• [MATERIAL]
## START

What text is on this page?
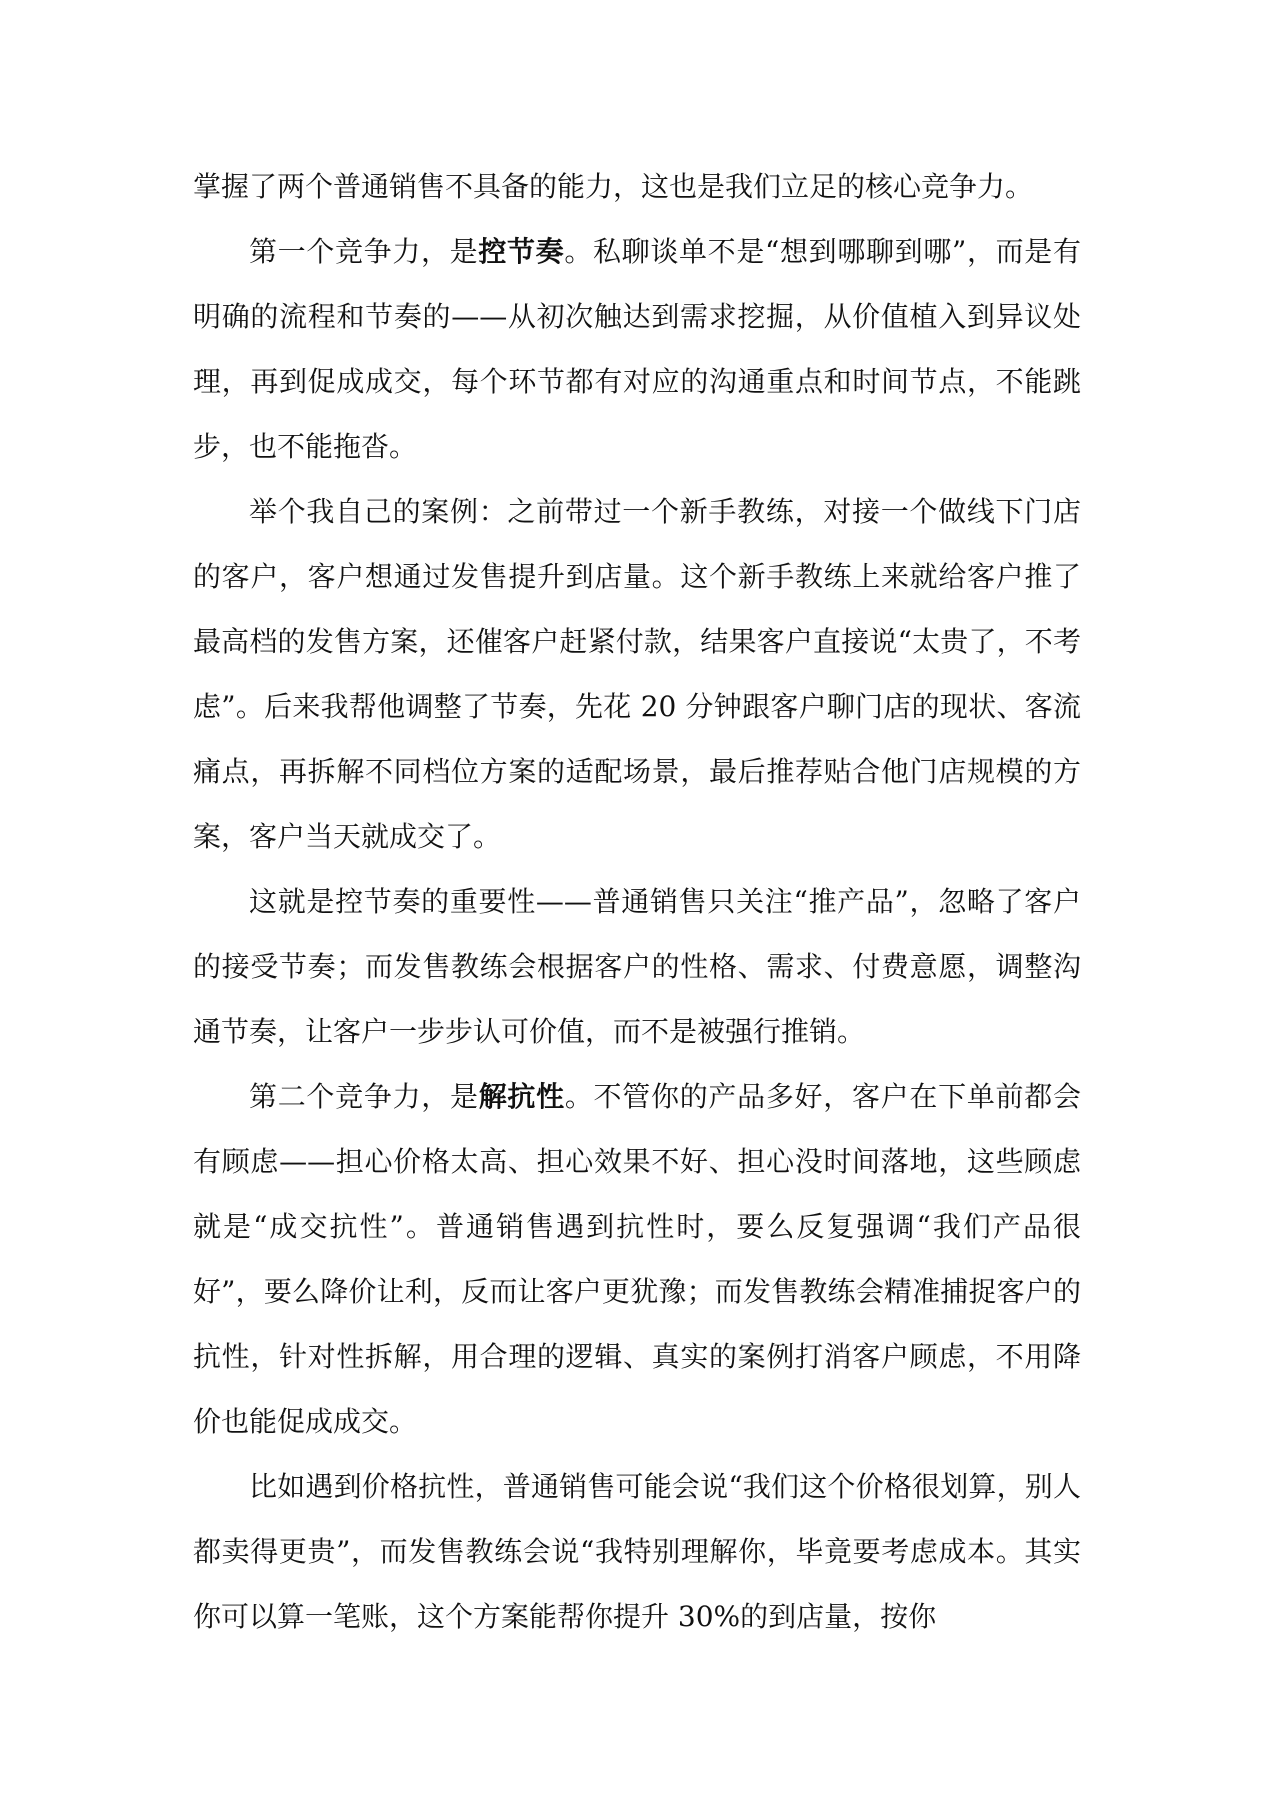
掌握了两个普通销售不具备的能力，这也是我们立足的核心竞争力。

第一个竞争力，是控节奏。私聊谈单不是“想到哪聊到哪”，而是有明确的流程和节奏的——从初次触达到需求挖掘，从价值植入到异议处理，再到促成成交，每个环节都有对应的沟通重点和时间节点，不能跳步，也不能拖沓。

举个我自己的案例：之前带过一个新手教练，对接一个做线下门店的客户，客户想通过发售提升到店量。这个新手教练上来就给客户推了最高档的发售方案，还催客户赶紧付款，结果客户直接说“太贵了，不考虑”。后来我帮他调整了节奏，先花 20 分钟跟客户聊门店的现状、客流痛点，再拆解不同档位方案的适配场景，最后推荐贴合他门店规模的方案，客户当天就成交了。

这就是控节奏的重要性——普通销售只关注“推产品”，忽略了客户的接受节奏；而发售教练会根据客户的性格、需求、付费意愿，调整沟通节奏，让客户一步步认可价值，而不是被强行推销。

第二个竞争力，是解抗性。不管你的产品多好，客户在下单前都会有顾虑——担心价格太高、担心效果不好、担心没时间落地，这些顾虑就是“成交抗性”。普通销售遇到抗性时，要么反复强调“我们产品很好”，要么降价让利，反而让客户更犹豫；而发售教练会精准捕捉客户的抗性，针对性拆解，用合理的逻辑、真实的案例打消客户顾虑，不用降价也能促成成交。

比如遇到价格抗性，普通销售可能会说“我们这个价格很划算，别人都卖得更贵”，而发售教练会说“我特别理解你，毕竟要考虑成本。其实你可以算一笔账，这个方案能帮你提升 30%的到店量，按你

## END

• [WORK INSTRUCTIONS] Quote the records above in full, dropping each picture.

• [WRITTEN SOLUTION]
What text is on this page?
掌握了两个普通销售不具备的能力，这也是我们立足的核心竞争力。

第一个竞争力，是控节奏。私聊谈单不是“想到哪聊到哪”，而是有明确的流程和节奏的——从初次触达到需求挖掘，从价值植入到异议处理，再到促成成交，每个环节都有对应的沟通重点和时间节点，不能跳步，也不能拖沓。

举个我自己的案例：之前带过一个新手教练，对接一个做线下门店的客户，客户想通过发售提升到店量。这个新手教练上来就给客户推了最高档的发售方案，还催客户赶紧付款，结果客户直接说“太贵了，不考虑”。后来我帮他调整了节奏，先花 20 分钟跟客户聊门店的现状、客流痛点，再拆解不同档位方案的适配场景，最后推荐贴合他门店规模的方案，客户当天就成交了。

这就是控节奏的重要性——普通销售只关注“推产品”，忽略了客户的接受节奏；而发售教练会根据客户的性格、需求、付费意愿，调整沟通节奏，让客户一步步认可价值，而不是被强行推销。

第二个竞争力，是解抗性。不管你的产品多好，客户在下单前都会有顾虑——担心价格太高、担心效果不好、担心没时间落地，这些顾虑就是“成交抗性”。普通销售遇到抗性时，要么反复强调“我们产品很好”，要么降价让利，反而让客户更犹豫；而发售教练会精准捕捉客户的抗性，针对性拆解，用合理的逻辑、真实的案例打消客户顾虑，不用降价也能促成成交。

比如遇到价格抗性，普通销售可能会说“我们这个价格很划算，别人都卖得更贵”，而发售教练会说“我特别理解你，毕竟要考虑成本。其实你可以算一笔账，这个方案能帮你提升 30%的到店量，按你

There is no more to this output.